GOAL OF THE EXERCISE:
All records are to be retyped faithfully and completely.

### EXERCISE INPUTS ###

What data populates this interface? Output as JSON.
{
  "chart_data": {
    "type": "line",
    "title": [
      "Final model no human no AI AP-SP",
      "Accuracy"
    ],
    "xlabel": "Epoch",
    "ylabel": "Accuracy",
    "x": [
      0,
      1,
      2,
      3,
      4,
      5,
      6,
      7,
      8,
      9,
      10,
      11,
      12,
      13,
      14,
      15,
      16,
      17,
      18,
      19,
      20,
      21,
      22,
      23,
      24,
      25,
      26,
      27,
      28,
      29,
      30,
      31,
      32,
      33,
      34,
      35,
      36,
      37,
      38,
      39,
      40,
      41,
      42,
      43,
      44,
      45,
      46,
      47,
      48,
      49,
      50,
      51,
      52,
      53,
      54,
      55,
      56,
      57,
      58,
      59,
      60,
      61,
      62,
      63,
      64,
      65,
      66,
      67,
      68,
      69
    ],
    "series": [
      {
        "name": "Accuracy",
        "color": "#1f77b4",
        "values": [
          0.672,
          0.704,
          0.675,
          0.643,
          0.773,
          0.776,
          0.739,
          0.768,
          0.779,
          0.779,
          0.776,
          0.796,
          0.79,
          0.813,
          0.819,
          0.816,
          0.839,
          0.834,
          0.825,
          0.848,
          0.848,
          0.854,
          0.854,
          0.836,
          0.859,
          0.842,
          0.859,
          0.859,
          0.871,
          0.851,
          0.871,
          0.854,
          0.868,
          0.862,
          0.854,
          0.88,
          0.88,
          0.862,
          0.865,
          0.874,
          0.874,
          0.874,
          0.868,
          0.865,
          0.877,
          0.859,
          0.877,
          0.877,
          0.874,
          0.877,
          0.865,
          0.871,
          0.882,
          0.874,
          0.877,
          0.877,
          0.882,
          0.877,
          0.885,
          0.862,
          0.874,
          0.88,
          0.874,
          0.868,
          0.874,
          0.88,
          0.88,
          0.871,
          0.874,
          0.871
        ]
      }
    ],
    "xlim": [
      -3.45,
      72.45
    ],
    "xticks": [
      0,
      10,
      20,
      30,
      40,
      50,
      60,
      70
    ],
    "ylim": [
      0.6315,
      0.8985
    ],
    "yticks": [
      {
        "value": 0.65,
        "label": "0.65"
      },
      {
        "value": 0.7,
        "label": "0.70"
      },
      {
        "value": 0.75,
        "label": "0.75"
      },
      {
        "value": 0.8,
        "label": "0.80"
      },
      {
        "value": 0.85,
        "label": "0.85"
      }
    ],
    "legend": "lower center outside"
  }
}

###

COMPLETED TASK:
What data populates this interface? Output as JSON.
{
  "chart_data": {
    "type": "line",
    "title": [
      "Final model no human no AI AP-SP",
      "Accuracy"
    ],
    "xlabel": "Epoch",
    "ylabel": "Accuracy",
    "x": [
      0,
      1,
      2,
      3,
      4,
      5,
      6,
      7,
      8,
      9,
      10,
      11,
      12,
      13,
      14,
      15,
      16,
      17,
      18,
      19,
      20,
      21,
      22,
      23,
      24,
      25,
      26,
      27,
      28,
      29,
      30,
      31,
      32,
      33,
      34,
      35,
      36,
      37,
      38,
      39,
      40,
      41,
      42,
      43,
      44,
      45,
      46,
      47,
      48,
      49,
      50,
      51,
      52,
      53,
      54,
      55,
      56,
      57,
      58,
      59,
      60,
      61,
      62,
      63,
      64,
      65,
      66,
      67,
      68,
      69
    ],
    "series": [
      {
        "name": "Accuracy",
        "color": "#1f77b4",
        "values": [
          0.672,
          0.704,
          0.675,
          0.643,
          0.773,
          0.776,
          0.739,
          0.768,
          0.779,
          0.779,
          0.776,
          0.796,
          0.79,
          0.813,
          0.819,
          0.816,
          0.839,
          0.834,
          0.825,
          0.848,
          0.848,
          0.854,
          0.854,
          0.836,
          0.859,
          0.842,
          0.859,
          0.859,
          0.871,
          0.851,
          0.871,
          0.854,
          0.868,
          0.862,
          0.854,
          0.88,
          0.88,
          0.862,
          0.865,
          0.874,
          0.874,
          0.874,
          0.868,
          0.865,
          0.877,
          0.859,
          0.877,
          0.877,
          0.874,
          0.877,
          0.865,
          0.871,
          0.882,
          0.874,
          0.877,
          0.877,
          0.882,
          0.877,
          0.885,
          0.862,
          0.874,
          0.88,
          0.874,
          0.868,
          0.874,
          0.88,
          0.88,
          0.871,
          0.874,
          0.871
        ]
      }
    ],
    "xlim": [
      -3.45,
      72.45
    ],
    "xticks": [
      0,
      10,
      20,
      30,
      40,
      50,
      60,
      70
    ],
    "ylim": [
      0.6315,
      0.8985
    ],
    "yticks": [
      {
        "value": 0.65,
        "label": "0.65"
      },
      {
        "value": 0.7,
        "label": "0.70"
      },
      {
        "value": 0.75,
        "label": "0.75"
      },
      {
        "value": 0.8,
        "label": "0.80"
      },
      {
        "value": 0.85,
        "label": "0.85"
      }
    ],
    "legend": "lower center outside"
  }
}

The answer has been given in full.